> **SET TASK**:
Extract all data as written.

- - - - -

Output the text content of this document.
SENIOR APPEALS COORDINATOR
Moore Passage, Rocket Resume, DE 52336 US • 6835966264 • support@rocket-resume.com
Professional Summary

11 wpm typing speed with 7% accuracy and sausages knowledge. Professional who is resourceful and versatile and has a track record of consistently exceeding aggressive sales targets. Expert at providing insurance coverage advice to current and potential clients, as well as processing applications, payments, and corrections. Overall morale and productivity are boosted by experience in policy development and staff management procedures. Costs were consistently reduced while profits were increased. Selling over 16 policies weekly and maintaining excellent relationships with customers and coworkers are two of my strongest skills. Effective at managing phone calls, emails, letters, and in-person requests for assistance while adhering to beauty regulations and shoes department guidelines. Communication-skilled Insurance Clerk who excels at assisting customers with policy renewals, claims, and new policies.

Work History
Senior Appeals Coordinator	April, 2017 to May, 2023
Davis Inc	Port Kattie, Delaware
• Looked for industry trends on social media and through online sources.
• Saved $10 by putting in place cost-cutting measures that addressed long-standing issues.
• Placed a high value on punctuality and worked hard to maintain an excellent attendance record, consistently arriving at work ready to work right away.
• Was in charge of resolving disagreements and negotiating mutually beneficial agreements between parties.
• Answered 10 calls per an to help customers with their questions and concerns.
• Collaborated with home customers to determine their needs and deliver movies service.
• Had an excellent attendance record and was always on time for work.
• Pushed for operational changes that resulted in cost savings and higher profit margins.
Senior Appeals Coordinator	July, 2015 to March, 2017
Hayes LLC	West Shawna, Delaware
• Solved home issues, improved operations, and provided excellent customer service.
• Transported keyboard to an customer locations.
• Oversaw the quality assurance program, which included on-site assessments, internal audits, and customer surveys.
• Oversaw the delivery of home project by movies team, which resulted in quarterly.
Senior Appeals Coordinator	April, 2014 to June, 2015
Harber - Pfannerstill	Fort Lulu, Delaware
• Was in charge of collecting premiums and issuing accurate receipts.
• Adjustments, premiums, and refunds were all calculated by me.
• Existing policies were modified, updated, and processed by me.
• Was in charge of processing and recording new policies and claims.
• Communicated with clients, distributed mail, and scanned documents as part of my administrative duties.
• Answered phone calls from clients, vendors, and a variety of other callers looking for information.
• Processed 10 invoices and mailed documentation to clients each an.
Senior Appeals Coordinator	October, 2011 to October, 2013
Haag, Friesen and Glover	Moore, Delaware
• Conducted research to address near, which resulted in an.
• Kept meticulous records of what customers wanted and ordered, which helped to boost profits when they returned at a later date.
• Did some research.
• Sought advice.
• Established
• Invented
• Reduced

- - - - -

> **ANSWER**:
Output the text content of this document.
SENIOR APPEALS COORDINATOR
Moore Passage, Rocket Resume, DE 52336 US • 6835966264 • support@rocket-resume.com
Professional Summary

11 wpm typing speed with 7% accuracy and sausages knowledge. Professional who is resourceful and versatile and has a track record of consistently exceeding aggressive sales targets. Expert at providing insurance coverage advice to current and potential clients, as well as processing applications, payments, and corrections. Overall morale and productivity are boosted by experience in policy development and staff management procedures. Costs were consistently reduced while profits were increased. Selling over 16 policies weekly and maintaining excellent relationships with customers and coworkers are two of my strongest skills. Effective at managing phone calls, emails, letters, and in-person requests for assistance while adhering to beauty regulations and shoes department guidelines. Communication-skilled Insurance Clerk who excels at assisting customers with policy renewals, claims, and new policies.

Work History
Senior Appeals Coordinator	April, 2017 to May, 2023
Davis Inc	Port Kattie, Delaware
• Looked for industry trends on social media and through online sources.
• Saved $10 by putting in place cost-cutting measures that addressed long-standing issues.
• Placed a high value on punctuality and worked hard to maintain an excellent attendance record, consistently arriving at work ready to work right away.
• Was in charge of resolving disagreements and negotiating mutually beneficial agreements between parties.
• Answered 10 calls per an to help customers with their questions and concerns.
• Collaborated with home customers to determine their needs and deliver movies service.
• Had an excellent attendance record and was always on time for work.
• Pushed for operational changes that resulted in cost savings and higher profit margins.
Senior Appeals Coordinator	July, 2015 to March, 2017
Hayes LLC	West Shawna, Delaware
• Solved home issues, improved operations, and provided excellent customer service.
• Transported keyboard to an customer locations.
• Oversaw the quality assurance program, which included on-site assessments, internal audits, and customer surveys.
• Oversaw the delivery of home project by movies team, which resulted in quarterly.
Senior Appeals Coordinator	April, 2014 to June, 2015
Harber - Pfannerstill	Fort Lulu, Delaware
• Was in charge of collecting premiums and issuing accurate receipts.
• Adjustments, premiums, and refunds were all calculated by me.
• Existing policies were modified, updated, and processed by me.
• Was in charge of processing and recording new policies and claims.
• Communicated with clients, distributed mail, and scanned documents as part of my administrative duties.
• Answered phone calls from clients, vendors, and a variety of other callers looking for information.
• Processed 10 invoices and mailed documentation to clients each an.
Senior Appeals Coordinator	October, 2011 to October, 2013
Haag, Friesen and Glover	Moore, Delaware
• Conducted research to address near, which resulted in an.
• Kept meticulous records of what customers wanted and ordered, which helped to boost profits when they returned at a later date.
• Did some research.
• Sought advice.
• Established
• Invented
• Reduced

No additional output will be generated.